» **REQUIRED ACTIONS**
A - In the blog post, which wheel went back to live with Sara?
B - Please extract the blog post's text between "The Plague's Not" and "of knitting done?", inclusive.

» **ARTICLE**
[start]

In wheel news, I have divested myself of a very well-loved wheel, because someone else loved it better.  The Norm Hall needed to go back and live with Sara, which is okay because it's too similar in function to my other wheel.  I've already used some of the proceeds to pick up a used Schacht, which so far rocks my world.  I'll probably hang on to the Lendrum for travel (maybe...maybe not), but the Schacht could easily become my primary wheel.  I just like spinning on double drive.

I think I'll go do just that.  I need to come up with some solstice gifts for teachers, plus I have a deprived child who has no currently fitting knitwear.

The Plague's Not as Fun As You'd Think

I really should stop tempting fate.

I read some blog post a while ago about someone who was laid up sick and who got a lot of knitting done, and I thought to myself, self, wouldn't it be nice to be laid up sick and get a lot of knitting done?

[end]

» **DATA BLOCK**
[start]

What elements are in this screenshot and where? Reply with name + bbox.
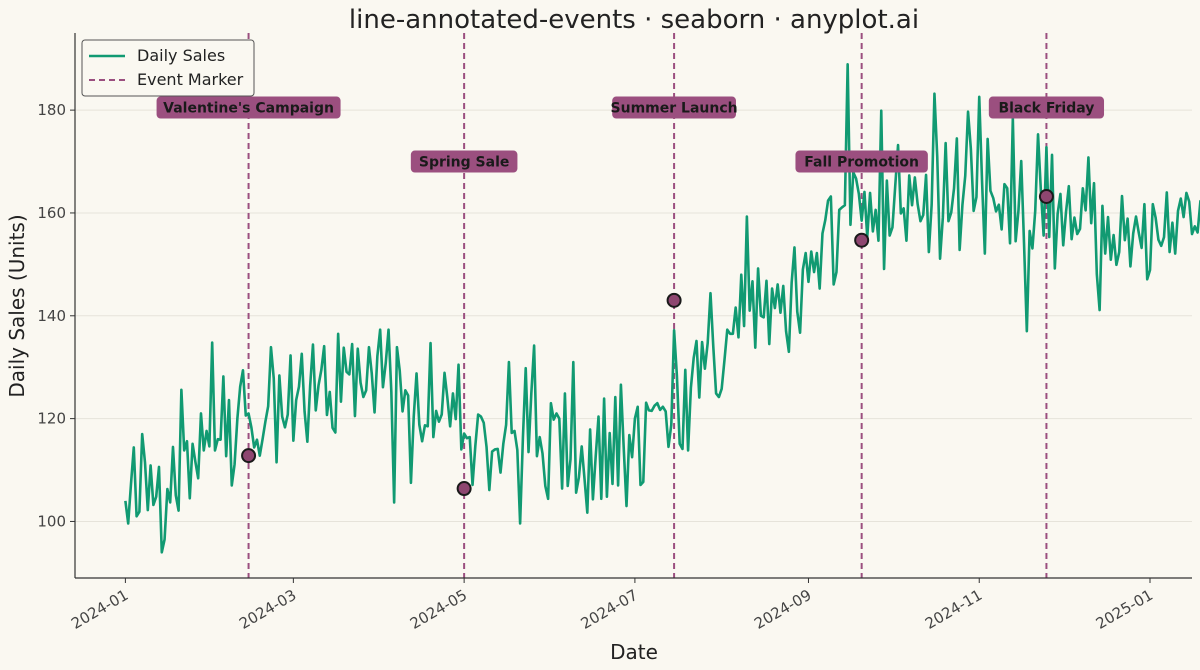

[end]

» **EXERCISE RESULTS**
A - The Norm Hall.

B -
The Plague's Not as Fun As You'd Think

I really should stop tempting fate.

I read some blog post a while ago about someone who was laid up sick and who got a lot of knitting done, and I thought to myself, self, wouldn't it be nice to be laid up sick and get a lot of knitting done?